**What is required:** From the listing below, pull out the lines that hold "Volume".

**Given data:**
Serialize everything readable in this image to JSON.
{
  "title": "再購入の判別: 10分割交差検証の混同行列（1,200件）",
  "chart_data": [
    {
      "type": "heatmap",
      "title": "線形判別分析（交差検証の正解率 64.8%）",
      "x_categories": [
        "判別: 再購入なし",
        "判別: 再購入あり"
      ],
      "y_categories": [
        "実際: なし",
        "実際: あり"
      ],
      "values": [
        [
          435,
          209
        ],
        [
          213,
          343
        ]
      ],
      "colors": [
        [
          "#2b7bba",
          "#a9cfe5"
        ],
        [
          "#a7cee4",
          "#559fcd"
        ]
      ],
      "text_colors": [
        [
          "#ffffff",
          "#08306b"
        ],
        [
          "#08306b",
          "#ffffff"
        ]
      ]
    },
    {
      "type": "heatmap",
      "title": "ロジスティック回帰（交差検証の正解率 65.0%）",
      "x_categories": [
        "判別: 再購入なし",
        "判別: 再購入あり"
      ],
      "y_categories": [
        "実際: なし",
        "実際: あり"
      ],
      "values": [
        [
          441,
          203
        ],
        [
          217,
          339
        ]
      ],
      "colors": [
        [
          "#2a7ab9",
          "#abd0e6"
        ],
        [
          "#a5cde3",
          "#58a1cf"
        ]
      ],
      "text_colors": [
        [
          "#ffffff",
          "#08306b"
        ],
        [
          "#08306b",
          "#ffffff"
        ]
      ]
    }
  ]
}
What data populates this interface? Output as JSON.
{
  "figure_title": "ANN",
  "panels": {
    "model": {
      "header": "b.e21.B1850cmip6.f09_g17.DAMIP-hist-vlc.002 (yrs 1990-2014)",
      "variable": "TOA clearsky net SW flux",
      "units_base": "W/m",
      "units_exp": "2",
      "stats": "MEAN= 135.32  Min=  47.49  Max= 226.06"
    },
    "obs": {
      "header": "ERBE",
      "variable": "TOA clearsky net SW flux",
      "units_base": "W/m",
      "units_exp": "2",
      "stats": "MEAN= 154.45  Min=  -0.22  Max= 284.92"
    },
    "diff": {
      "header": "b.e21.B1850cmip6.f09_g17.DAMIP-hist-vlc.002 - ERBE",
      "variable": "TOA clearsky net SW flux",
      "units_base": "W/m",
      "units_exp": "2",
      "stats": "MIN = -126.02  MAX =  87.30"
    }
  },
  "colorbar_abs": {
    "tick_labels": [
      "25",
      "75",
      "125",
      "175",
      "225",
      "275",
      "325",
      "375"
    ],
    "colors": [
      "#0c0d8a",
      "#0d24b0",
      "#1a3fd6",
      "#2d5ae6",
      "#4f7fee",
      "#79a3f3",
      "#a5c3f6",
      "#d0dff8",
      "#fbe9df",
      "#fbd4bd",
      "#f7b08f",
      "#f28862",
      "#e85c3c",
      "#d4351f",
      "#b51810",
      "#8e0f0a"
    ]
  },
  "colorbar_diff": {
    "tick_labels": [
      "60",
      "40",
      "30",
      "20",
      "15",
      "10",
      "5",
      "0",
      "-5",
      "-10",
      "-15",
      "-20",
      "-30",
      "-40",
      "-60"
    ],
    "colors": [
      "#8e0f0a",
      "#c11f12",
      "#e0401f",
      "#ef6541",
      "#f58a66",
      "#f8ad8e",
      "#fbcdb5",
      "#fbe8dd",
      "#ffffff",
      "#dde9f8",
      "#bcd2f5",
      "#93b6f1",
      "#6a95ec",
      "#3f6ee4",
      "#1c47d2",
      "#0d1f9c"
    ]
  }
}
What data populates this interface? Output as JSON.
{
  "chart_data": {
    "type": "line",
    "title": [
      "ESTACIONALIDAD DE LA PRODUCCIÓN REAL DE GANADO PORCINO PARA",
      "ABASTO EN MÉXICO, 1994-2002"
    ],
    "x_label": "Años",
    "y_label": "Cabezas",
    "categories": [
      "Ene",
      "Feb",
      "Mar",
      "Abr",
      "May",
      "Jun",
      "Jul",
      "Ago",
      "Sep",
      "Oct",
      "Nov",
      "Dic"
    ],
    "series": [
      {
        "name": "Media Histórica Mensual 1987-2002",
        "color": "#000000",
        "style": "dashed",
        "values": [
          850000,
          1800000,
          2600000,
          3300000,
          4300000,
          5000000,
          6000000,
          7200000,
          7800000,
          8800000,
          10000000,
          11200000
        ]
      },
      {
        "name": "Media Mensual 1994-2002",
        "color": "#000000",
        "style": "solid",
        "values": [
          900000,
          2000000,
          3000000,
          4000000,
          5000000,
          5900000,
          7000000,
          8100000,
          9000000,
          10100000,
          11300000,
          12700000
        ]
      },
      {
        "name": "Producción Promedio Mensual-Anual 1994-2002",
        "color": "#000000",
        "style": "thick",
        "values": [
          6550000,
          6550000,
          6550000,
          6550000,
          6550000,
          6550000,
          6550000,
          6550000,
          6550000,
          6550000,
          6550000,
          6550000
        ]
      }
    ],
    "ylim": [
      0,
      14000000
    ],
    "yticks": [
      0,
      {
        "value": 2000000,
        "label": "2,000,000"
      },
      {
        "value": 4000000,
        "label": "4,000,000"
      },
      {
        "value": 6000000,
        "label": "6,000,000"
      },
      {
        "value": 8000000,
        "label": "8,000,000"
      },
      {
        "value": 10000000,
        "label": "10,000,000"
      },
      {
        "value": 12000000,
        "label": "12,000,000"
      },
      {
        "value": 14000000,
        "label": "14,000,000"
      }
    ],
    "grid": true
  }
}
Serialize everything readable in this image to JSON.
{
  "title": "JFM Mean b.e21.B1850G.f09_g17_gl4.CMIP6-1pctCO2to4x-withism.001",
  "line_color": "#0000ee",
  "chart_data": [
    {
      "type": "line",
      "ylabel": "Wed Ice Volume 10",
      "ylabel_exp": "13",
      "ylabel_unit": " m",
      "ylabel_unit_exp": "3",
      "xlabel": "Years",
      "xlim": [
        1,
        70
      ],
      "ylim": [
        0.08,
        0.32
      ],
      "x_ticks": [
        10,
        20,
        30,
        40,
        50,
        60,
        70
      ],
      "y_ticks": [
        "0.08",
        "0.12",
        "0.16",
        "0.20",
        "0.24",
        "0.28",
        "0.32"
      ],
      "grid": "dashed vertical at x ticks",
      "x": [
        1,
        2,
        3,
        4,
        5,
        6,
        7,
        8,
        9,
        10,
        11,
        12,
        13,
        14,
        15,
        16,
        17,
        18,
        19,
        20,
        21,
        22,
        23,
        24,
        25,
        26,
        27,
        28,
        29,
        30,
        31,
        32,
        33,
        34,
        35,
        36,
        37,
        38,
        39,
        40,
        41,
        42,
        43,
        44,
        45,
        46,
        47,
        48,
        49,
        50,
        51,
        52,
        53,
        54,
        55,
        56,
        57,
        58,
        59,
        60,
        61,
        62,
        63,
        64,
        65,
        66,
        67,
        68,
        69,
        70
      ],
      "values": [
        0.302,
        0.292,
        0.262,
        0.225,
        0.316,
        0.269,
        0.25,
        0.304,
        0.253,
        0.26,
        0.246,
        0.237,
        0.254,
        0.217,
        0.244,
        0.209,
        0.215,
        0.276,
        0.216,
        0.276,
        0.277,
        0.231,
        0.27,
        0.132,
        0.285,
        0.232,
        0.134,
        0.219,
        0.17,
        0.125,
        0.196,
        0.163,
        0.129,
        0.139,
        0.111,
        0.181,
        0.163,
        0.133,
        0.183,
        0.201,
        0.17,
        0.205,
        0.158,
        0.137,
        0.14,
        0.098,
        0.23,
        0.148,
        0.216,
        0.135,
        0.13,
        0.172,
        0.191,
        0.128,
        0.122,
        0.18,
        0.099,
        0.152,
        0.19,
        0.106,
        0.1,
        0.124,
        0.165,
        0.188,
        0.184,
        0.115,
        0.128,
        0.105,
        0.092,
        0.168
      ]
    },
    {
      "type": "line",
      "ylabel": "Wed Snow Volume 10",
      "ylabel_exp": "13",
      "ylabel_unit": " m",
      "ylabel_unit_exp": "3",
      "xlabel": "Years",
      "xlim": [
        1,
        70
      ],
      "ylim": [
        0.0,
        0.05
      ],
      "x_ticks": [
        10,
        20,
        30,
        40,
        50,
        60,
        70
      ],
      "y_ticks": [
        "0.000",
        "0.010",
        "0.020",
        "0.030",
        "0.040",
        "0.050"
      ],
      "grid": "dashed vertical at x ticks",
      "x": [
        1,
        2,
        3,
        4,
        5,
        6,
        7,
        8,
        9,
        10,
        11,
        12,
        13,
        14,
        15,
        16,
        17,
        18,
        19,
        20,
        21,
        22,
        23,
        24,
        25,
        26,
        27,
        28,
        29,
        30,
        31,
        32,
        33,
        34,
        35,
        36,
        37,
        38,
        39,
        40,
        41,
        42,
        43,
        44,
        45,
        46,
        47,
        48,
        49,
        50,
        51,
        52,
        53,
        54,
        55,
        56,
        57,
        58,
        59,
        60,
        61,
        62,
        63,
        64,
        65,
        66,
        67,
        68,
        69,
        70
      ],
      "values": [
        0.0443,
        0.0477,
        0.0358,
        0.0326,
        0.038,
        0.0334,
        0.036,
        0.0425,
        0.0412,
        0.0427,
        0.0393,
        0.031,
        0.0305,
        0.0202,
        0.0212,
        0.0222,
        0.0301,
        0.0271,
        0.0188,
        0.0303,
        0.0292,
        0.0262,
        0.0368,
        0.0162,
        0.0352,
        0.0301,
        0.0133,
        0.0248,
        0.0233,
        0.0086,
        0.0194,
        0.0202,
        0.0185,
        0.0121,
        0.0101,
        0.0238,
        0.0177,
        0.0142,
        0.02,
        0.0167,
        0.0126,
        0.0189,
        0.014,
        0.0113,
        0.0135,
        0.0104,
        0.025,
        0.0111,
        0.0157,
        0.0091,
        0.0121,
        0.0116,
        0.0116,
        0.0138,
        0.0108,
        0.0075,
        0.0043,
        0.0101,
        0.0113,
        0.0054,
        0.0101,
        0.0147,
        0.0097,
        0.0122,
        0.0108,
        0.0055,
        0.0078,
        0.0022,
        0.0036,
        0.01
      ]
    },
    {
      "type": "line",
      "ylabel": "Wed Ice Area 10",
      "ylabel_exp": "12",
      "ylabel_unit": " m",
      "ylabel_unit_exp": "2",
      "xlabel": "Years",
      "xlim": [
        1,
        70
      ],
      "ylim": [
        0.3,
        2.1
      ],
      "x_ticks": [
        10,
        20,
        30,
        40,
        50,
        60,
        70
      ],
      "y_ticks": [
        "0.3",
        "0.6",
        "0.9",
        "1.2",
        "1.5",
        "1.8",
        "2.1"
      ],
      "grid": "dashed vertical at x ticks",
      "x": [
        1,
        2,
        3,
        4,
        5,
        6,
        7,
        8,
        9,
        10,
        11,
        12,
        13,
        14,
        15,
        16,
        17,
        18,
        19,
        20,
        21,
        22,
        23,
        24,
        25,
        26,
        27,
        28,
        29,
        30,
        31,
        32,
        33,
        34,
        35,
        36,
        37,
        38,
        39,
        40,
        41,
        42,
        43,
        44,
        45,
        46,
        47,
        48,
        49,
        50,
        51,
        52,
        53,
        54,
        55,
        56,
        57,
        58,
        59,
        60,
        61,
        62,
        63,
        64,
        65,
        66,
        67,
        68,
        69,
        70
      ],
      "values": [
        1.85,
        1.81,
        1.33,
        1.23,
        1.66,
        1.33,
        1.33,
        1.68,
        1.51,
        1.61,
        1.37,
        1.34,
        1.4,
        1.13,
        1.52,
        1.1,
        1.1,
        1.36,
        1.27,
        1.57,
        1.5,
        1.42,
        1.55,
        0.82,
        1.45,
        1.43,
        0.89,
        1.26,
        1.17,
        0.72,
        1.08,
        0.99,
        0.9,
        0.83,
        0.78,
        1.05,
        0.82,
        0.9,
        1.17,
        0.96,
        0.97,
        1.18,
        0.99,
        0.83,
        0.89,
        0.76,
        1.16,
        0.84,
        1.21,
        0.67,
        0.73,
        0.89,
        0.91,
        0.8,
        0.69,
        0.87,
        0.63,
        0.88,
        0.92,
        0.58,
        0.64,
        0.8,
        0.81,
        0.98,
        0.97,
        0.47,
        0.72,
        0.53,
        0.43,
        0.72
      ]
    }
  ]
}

**Answer to this exercise:**
      "ylabel": "Wed Ice Volume 10",
      "ylabel": "Wed Snow Volume 10",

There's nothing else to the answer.